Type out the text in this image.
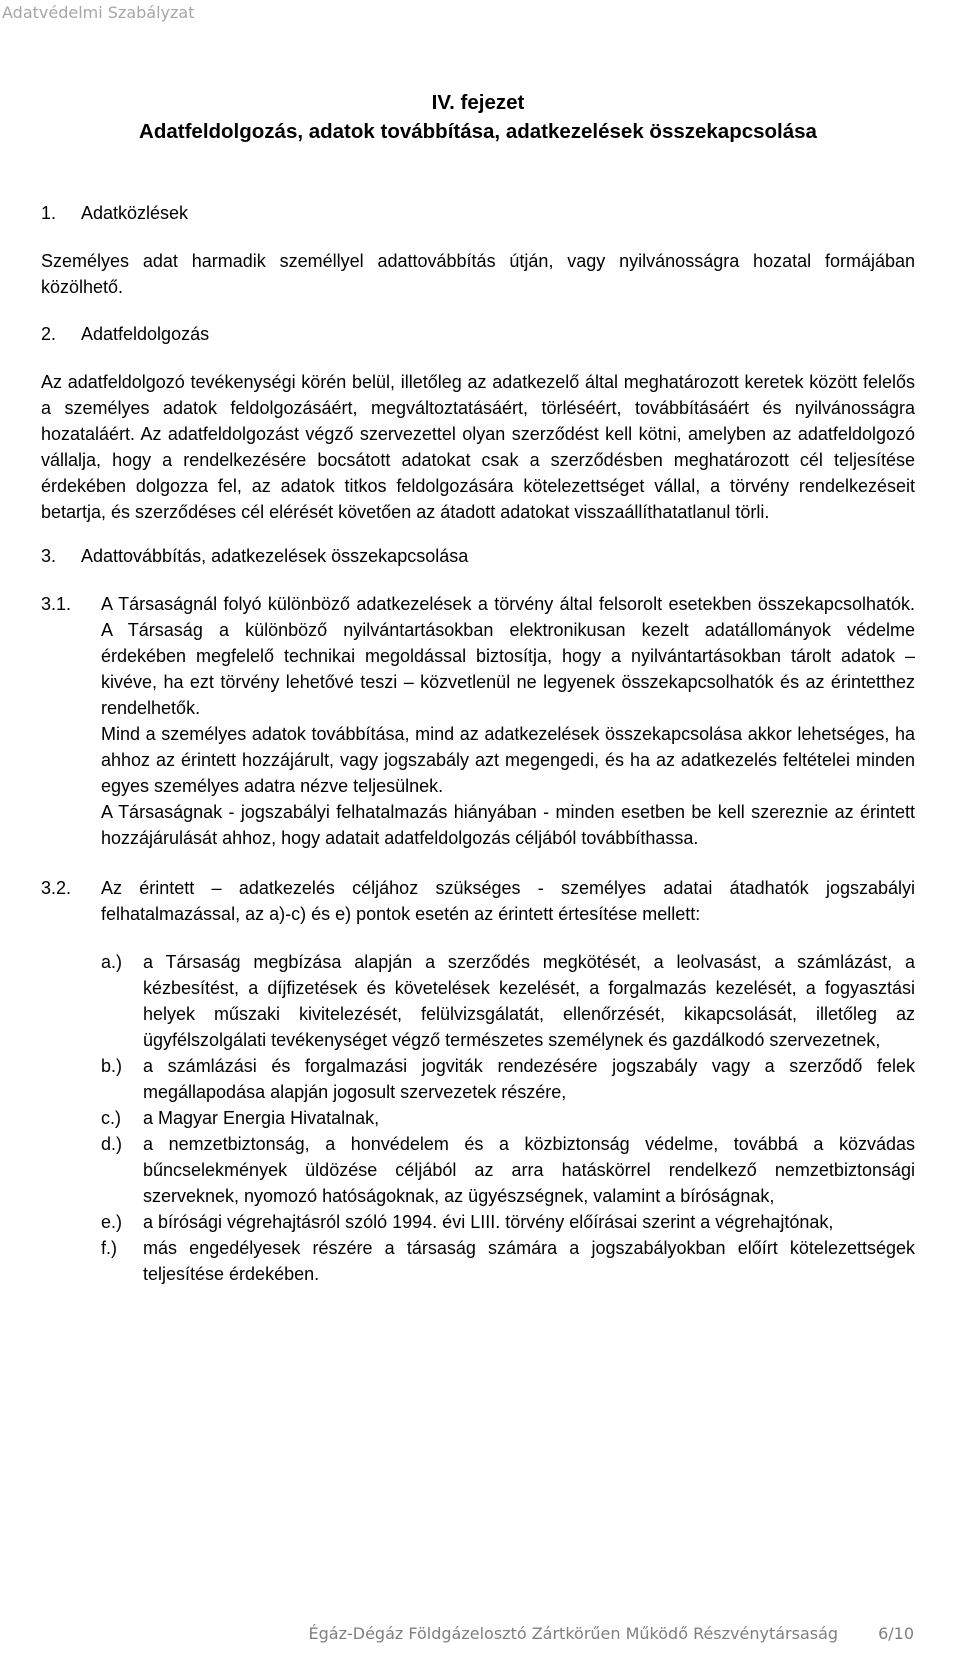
Adatvédelmi Szabályzat
IV. fejezet
Adatfeldolgozás, adatok továbbítása, adatkezelések összekapcsolása
1.	Adatközlések

Személyes adat harmadik személlyel adattovábbítás útján, vagy nyilvánosságra hozatal formájában közölhető.

2.	Adatfeldolgozás

Az adatfeldolgozó tevékenységi körén belül, illetőleg az adatkezelő által meghatározott keretek között felelős a személyes adatok feldolgozásáért, megváltoztatásáért, törléséért, továbbításáért és nyilvánosságra hozataláért. Az adatfeldolgozást végző szervezettel olyan szerződést kell kötni, amelyben az adatfeldolgozó vállalja, hogy a rendelkezésére bocsátott adatokat csak a szerződésben meghatározott cél teljesítése érdekében dolgozza fel, az adatok titkos feldolgozására kötelezettséget vállal, a törvény rendelkezéseit betartja, és szerződéses cél elérését követően az átadott adatokat visszaállíthatatlanul törli.

3.	Adattovábbítás, adatkezelések összekapcsolása
3.1.	A Társaságnál folyó különböző adatkezelések a törvény által felsorolt esetekben összekapcsolhatók. A Társaság a különböző nyilvántartásokban elektronikusan kezelt adatállományok védelme érdekében megfelelő technikai megoldással biztosítja, hogy a nyilvántartásokban tárolt adatok – kivéve, ha ezt törvény lehetővé teszi – közvetlenül ne legyenek összekapcsolhatók és az érintetthez rendelhetők.
Mind a személyes adatok továbbítása, mind az adatkezelések összekapcsolása akkor lehetséges, ha ahhoz az érintett hozzájárult, vagy jogszabály azt megengedi, és ha az adatkezelés feltételei minden egyes személyes adatra nézve teljesülnek.
A Társaságnak - jogszabályi felhatalmazás hiányában - minden esetben be kell szereznie az érintett hozzájárulását ahhoz, hogy adatait adatfeldolgozás céljából továbbíthassa.
3.2.	Az érintett – adatkezelés céljához szükséges - személyes adatai átadhatók jogszabályi felhatalmazással, az a)-c) és e) pontok esetén az érintett értesítése mellett:
a.)	a Társaság megbízása alapján a szerződés megkötését, a leolvasást, a számlázást, a kézbesítést, a díjfizetések és követelések kezelését, a forgalmazás kezelését, a fogyasztási helyek műszaki kivitelezését, felülvizsgálatát, ellenőrzését, kikapcsolását, illetőleg az ügyfélszolgálati tevékenységet végző természetes személynek és gazdálkodó szervezetnek,
b.)	a számlázási és forgalmazási jogviták rendezésére jogszabály vagy a szerződő felek megállapodása alapján jogosult szervezetek részére,
c.)	a Magyar Energia Hivatalnak,
d.)	a nemzetbiztonság, a honvédelem és a közbiztonság védelme, továbbá a közvádas bűncselekmények üldözése céljából az arra hatáskörrel rendelkező nemzetbiztonsági szerveknek, nyomozó hatóságoknak, az ügyészségnek, valamint a bíróságnak,
e.)	a bírósági végrehajtásról szóló 1994. évi LIII. törvény előírásai szerint a végrehajtónak,
f.)	más engedélyesek részére a társaság számára a jogszabályokban előírt kötelezettségek teljesítése érdekében.
Égáz-Dégáz Földgázelosztó Zártkörűen Működő Részvénytársaság	6/10
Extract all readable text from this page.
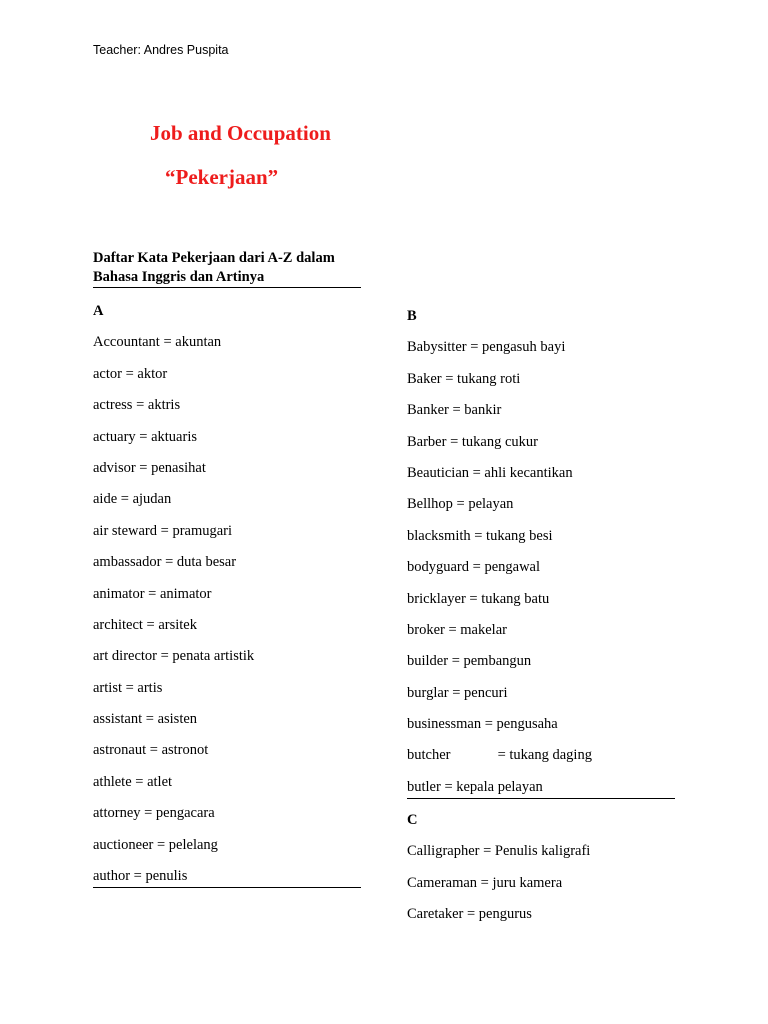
Teacher: Andres Puspita
Job and Occupation
“Pekerjaan”
Daftar Kata Pekerjaan dari A-Z dalam
Bahasa Inggris dan Artinya
A
Accountant = akuntan
actor = aktor
actress = aktris
actuary = aktuaris
advisor = penasihat
aide = ajudan
air steward = pramugari
ambassador = duta besar
animator = animator
architect = arsitek
art director = penata artistik
artist = artis
assistant = asisten
astronaut = astronot
athlete = atlet
attorney = pengacara
auctioneer = pelelang
author = penulis
B
Babysitter = pengasuh bayi
Baker = tukang roti
Banker = bankir
Barber = tukang cukur
Beautician = ahli kecantikan
Bellhop = pelayan
blacksmith = tukang besi
bodyguard = pengawal
bricklayer = tukang batu
broker = makelar
builder = pembangun
burglar = pencuri
businessman = pengusaha
butcher             = tukang daging
butler = kepala pelayan
C
Calligrapher = Penulis kaligrafi
Cameraman = juru kamera
Caretaker = pengurus
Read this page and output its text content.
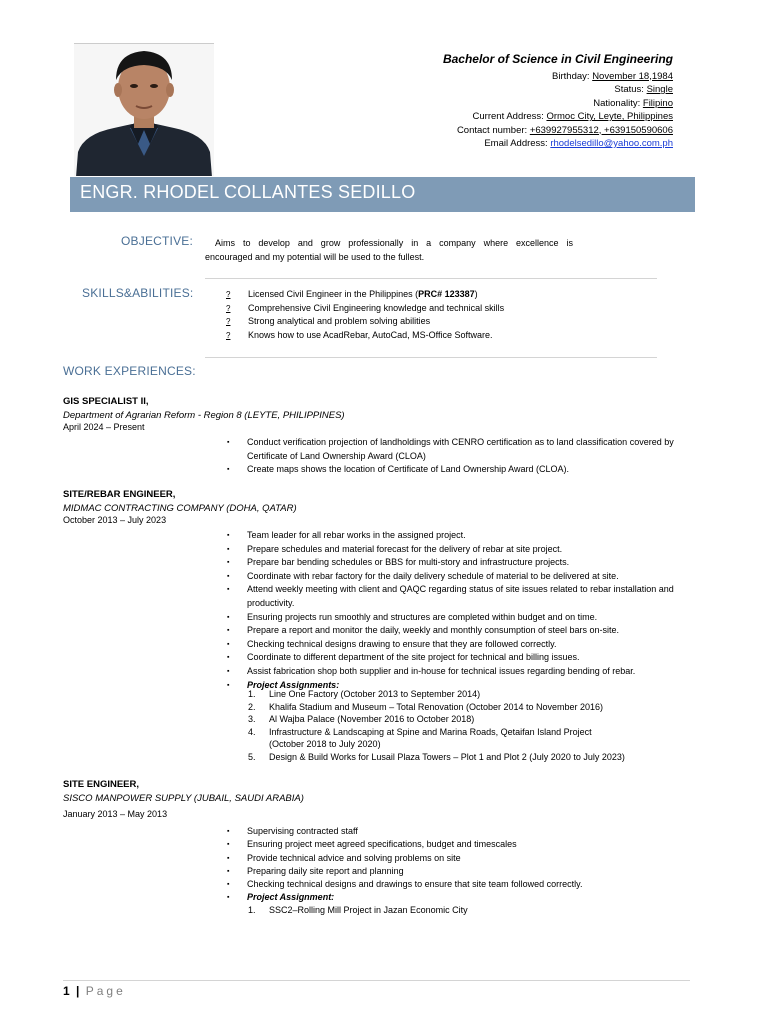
Bachelor of Science in Civil Engineering
Birthday: November 18,1984
Status: Single
Nationality: Filipino
Current Address: Ormoc City, Leyte, Philippines
Contact number: +639927955312, +639150590606
Email Address: rhodelsedillo@yahoo.com.ph
ENGR. RHODEL COLLANTES SEDILLO
OBJECTIVE:	Aims to develop and grow professionally in a company where excellence is
encouraged and my potential will be used to the fullest.
SKILLS&ABILITIES:
?	Licensed Civil Engineer in the Philippines (PRC# 123387)
? Comprehensive Civil Engineering knowledge and technical skills
? Strong analytical and problem solving abilities
? Knows how to use AcadRebar, AutoCad, MS-Office Software.
WORK EXPERIENCES:
GIS SPECIALIST II,
Department of Agrarian Reform - Region 8 (LEYTE, PHILIPPINES)
April 2024 – Present
▪ Conduct verification projection of landholdings with CENRO certification as to land classification covered by Certificate of Land Ownership Award (CLOA)
▪ Create maps shows the location of Certificate of Land Ownership Award (CLOA).
SITE/REBAR ENGINEER,
MIDMAC CONTRACTING COMPANY (DOHA, QATAR)
October 2013 – July 2023
▪ Team leader for all rebar works in the assigned project.
▪ Prepare schedules and material forecast for the delivery of rebar at site project.
▪ Prepare bar bending schedules or BBS for multi-story and infrastructure projects.
▪ Coordinate with rebar factory for the daily delivery schedule of material to be delivered at site.
▪ Attend weekly meeting with client and QAQC regarding status of site issues related to rebar installation and productivity.
▪ Ensuring projects run smoothly and structures are completed within budget and on time.
▪ Prepare a report and monitor the daily, weekly and monthly consumption of steel bars on-site.
▪ Checking technical designs drawing to ensure that they are followed correctly.
▪ Coordinate to different department of the site project for technical and billing issues.
▪ Assist fabrication shop both supplier and in-house for technical issues regarding bending of rebar.
▪ Project Assignments:
1. Line One Factory (October 2013 to September 2014)
2. Khalifa Stadium and Museum – Total Renovation (October 2014 to November 2016)
3. Al Wajba Palace (November 2016 to October 2018)
4. Infrastructure & Landscaping at Spine and Marina Roads, Qetaifan Island Project (October 2018 to July 2020)
5. Design & Build Works for Lusail Plaza Towers – Plot 1 and Plot 2 (July 2020 to July 2023)
SITE ENGINEER,
SISCO MANPOWER SUPPLY (JUBAIL, SAUDI ARABIA)
January 2013 – May 2013
▪ Supervising contracted staff
▪ Ensuring project meet agreed specifications, budget and timescales
▪ Provide technical advice and solving problems on site
▪ Preparing daily site report and planning
▪ Checking technical designs and drawings to ensure that site team followed correctly.
▪ Project Assignment:
1. SSC2–Rolling Mill Project in Jazan Economic City
1 | Page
▬▬▬▬▬▬
> _What you are asked to do_: Write out the records above exactly as they stand, leaving out every picture.

> _Exercise response_:
Type out the text in this image.
Adatvédelmi Szabályzat
IV. fejezet
Adatfeldolgozás, adatok továbbítása, adatkezelések összekapcsolása
1.	Adatközlések

Személyes adat harmadik személlyel adattovábbítás útján, vagy nyilvánosságra hozatal formájában közölhető.

2.	Adatfeldolgozás

Az adatfeldolgozó tevékenységi körén belül, illetőleg az adatkezelő által meghatározott keretek között felelős a személyes adatok feldolgozásáért, megváltoztatásáért, törléséért, továbbításáért és nyilvánosságra hozataláért. Az adatfeldolgozást végző szervezettel olyan szerződést kell kötni, amelyben az adatfeldolgozó vállalja, hogy a rendelkezésére bocsátott adatokat csak a szerződésben meghatározott cél teljesítése érdekében dolgozza fel, az adatok titkos feldolgozására kötelezettséget vállal, a törvény rendelkezéseit betartja, és szerződéses cél elérését követően az átadott adatokat visszaállíthatatlanul törli.

3.	Adattovábbítás, adatkezelések összekapcsolása
3.1.	A Társaságnál folyó különböző adatkezelések a törvény által felsorolt esetekben összekapcsolhatók. A Társaság a különböző nyilvántartásokban elektronikusan kezelt adatállományok védelme érdekében megfelelő technikai megoldással biztosítja, hogy a nyilvántartásokban tárolt adatok – kivéve, ha ezt törvény lehetővé teszi – közvetlenül ne legyenek összekapcsolhatók és az érintetthez rendelhetők.
Mind a személyes adatok továbbítása, mind az adatkezelések összekapcsolása akkor lehetséges, ha ahhoz az érintett hozzájárult, vagy jogszabály azt megengedi, és ha az adatkezelés feltételei minden egyes személyes adatra nézve teljesülnek.
A Társaságnak - jogszabályi felhatalmazás hiányában - minden esetben be kell szereznie az érintett hozzájárulását ahhoz, hogy adatait adatfeldolgozás céljából továbbíthassa.
3.2.	Az érintett – adatkezelés céljához szükséges - személyes adatai átadhatók jogszabályi felhatalmazással, az a)-c) és e) pontok esetén az érintett értesítése mellett:
a.)	a Társaság megbízása alapján a szerződés megkötését, a leolvasást, a számlázást, a kézbesítést, a díjfizetések és követelések kezelését, a forgalmazás kezelését, a fogyasztási helyek műszaki kivitelezését, felülvizsgálatát, ellenőrzését, kikapcsolását, illetőleg az ügyfélszolgálati tevékenységet végző természetes személynek és gazdálkodó szervezetnek,
b.)	a számlázási és forgalmazási jogviták rendezésére jogszabály vagy a szerződő felek megállapodása alapján jogosult szervezetek részére,
c.)	a Magyar Energia Hivatalnak,
d.)	a nemzetbiztonság, a honvédelem és a közbiztonság védelme, továbbá a közvádas bűncselekmények üldözése céljából az arra hatáskörrel rendelkező nemzetbiztonsági szerveknek, nyomozó hatóságoknak, az ügyészségnek, valamint a bíróságnak,
e.)	a bírósági végrehajtásról szóló 1994. évi LIII. törvény előírásai szerint a végrehajtónak,
f.)	más engedélyesek részére a társaság számára a jogszabályokban előírt kötelezettségek teljesítése érdekében.
Égáz-Dégáz Földgázelosztó Zártkörűen Működő Részvénytársaság	6/10
Extract all readable text from this page.
Teacher: Andres Puspita
Job and Occupation
“Pekerjaan”
Daftar Kata Pekerjaan dari A-Z dalam
Bahasa Inggris dan Artinya
A
Accountant = akuntan
actor = aktor
actress = aktris
actuary = aktuaris
advisor = penasihat
aide = ajudan
air steward = pramugari
ambassador = duta besar
animator = animator
architect = arsitek
art director = penata artistik
artist = artis
assistant = asisten
astronaut = astronot
athlete = atlet
attorney = pengacara
auctioneer = pelelang
author = penulis
B
Babysitter = pengasuh bayi
Baker = tukang roti
Banker = bankir
Barber = tukang cukur
Beautician = ahli kecantikan
Bellhop = pelayan
blacksmith = tukang besi
bodyguard = pengawal
bricklayer = tukang batu
broker = makelar
builder = pembangun
burglar = pencuri
businessman = pengusaha
butcher             = tukang daging
butler = kepala pelayan
C
Calligrapher = Penulis kaligrafi
Cameraman = juru kamera
Caretaker = pengurus
Read this page and output its text content.
Bachelor of Science in Civil Engineering
Birthday: November 18,1984
Status: Single
Nationality: Filipino
Current Address: Ormoc City, Leyte, Philippines
Contact number: +639927955312, +639150590606
Email Address: rhodelsedillo@yahoo.com.ph
ENGR. RHODEL COLLANTES SEDILLO
OBJECTIVE:	Aims to develop and grow professionally in a company where excellence is
encouraged and my potential will be used to the fullest.
SKILLS&ABILITIES:
?	Licensed Civil Engineer in the Philippines (PRC# 123387)
? Comprehensive Civil Engineering knowledge and technical skills
? Strong analytical and problem solving abilities
? Knows how to use AcadRebar, AutoCad, MS-Office Software.
WORK EXPERIENCES:
GIS SPECIALIST II,
Department of Agrarian Reform - Region 8 (LEYTE, PHILIPPINES)
April 2024 – Present
▪ Conduct verification projection of landholdings with CENRO certification as to land classification covered by Certificate of Land Ownership Award (CLOA)
▪ Create maps shows the location of Certificate of Land Ownership Award (CLOA).
SITE/REBAR ENGINEER,
MIDMAC CONTRACTING COMPANY (DOHA, QATAR)
October 2013 – July 2023
▪ Team leader for all rebar works in the assigned project.
▪ Prepare schedules and material forecast for the delivery of rebar at site project.
▪ Prepare bar bending schedules or BBS for multi-story and infrastructure projects.
▪ Coordinate with rebar factory for the daily delivery schedule of material to be delivered at site.
▪ Attend weekly meeting with client and QAQC regarding status of site issues related to rebar installation and productivity.
▪ Ensuring projects run smoothly and structures are completed within budget and on time.
▪ Prepare a report and monitor the daily, weekly and monthly consumption of steel bars on-site.
▪ Checking technical designs drawing to ensure that they are followed correctly.
▪ Coordinate to different department of the site project for technical and billing issues.
▪ Assist fabrication shop both supplier and in-house for technical issues regarding bending of rebar.
▪ Project Assignments:
1. Line One Factory (October 2013 to September 2014)
2. Khalifa Stadium and Museum – Total Renovation (October 2014 to November 2016)
3. Al Wajba Palace (November 2016 to October 2018)
4. Infrastructure & Landscaping at Spine and Marina Roads, Qetaifan Island Project (October 2018 to July 2020)
5. Design & Build Works for Lusail Plaza Towers – Plot 1 and Plot 2 (July 2020 to July 2023)
SITE ENGINEER,
SISCO MANPOWER SUPPLY (JUBAIL, SAUDI ARABIA)
January 2013 – May 2013
▪ Supervising contracted staff
▪ Ensuring project meet agreed specifications, budget and timescales
▪ Provide technical advice and solving problems on site
▪ Preparing daily site report and planning
▪ Checking technical designs and drawings to ensure that site team followed correctly.
▪ Project Assignment:
1. SSC2–Rolling Mill Project in Jazan Economic City
1 | Page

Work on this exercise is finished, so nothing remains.